* begin Data records *

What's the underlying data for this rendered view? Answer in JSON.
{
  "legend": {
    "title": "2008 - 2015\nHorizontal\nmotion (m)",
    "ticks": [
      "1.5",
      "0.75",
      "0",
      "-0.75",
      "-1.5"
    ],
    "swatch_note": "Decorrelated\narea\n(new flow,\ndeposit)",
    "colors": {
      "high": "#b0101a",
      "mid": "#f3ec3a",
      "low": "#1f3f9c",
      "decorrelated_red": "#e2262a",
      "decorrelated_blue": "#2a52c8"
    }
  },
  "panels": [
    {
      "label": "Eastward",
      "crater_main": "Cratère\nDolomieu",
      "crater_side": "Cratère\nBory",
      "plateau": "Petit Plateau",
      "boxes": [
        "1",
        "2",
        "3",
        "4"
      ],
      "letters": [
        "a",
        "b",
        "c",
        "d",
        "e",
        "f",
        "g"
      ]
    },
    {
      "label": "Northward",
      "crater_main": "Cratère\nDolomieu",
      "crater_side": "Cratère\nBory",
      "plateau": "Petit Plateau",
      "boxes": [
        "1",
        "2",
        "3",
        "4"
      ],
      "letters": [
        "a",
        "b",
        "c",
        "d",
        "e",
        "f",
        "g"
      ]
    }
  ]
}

* end Data records *

Return all of the entries word for word.

### Solution
What's the underlying data for this rendered view? Answer in JSON.
{
  "legend": {
    "title": "2008 - 2015\nHorizontal\nmotion (m)",
    "ticks": [
      "1.5",
      "0.75",
      "0",
      "-0.75",
      "-1.5"
    ],
    "swatch_note": "Decorrelated\narea\n(new flow,\ndeposit)",
    "colors": {
      "high": "#b0101a",
      "mid": "#f3ec3a",
      "low": "#1f3f9c",
      "decorrelated_red": "#e2262a",
      "decorrelated_blue": "#2a52c8"
    }
  },
  "panels": [
    {
      "label": "Eastward",
      "crater_main": "Cratère\nDolomieu",
      "crater_side": "Cratère\nBory",
      "plateau": "Petit Plateau",
      "boxes": [
        "1",
        "2",
        "3",
        "4"
      ],
      "letters": [
        "a",
        "b",
        "c",
        "d",
        "e",
        "f",
        "g"
      ]
    },
    {
      "label": "Northward",
      "crater_main": "Cratère\nDolomieu",
      "crater_side": "Cratère\nBory",
      "plateau": "Petit Plateau",
      "boxes": [
        "1",
        "2",
        "3",
        "4"
      ],
      "letters": [
        "a",
        "b",
        "c",
        "d",
        "e",
        "f",
        "g"
      ]
    }
  ]
}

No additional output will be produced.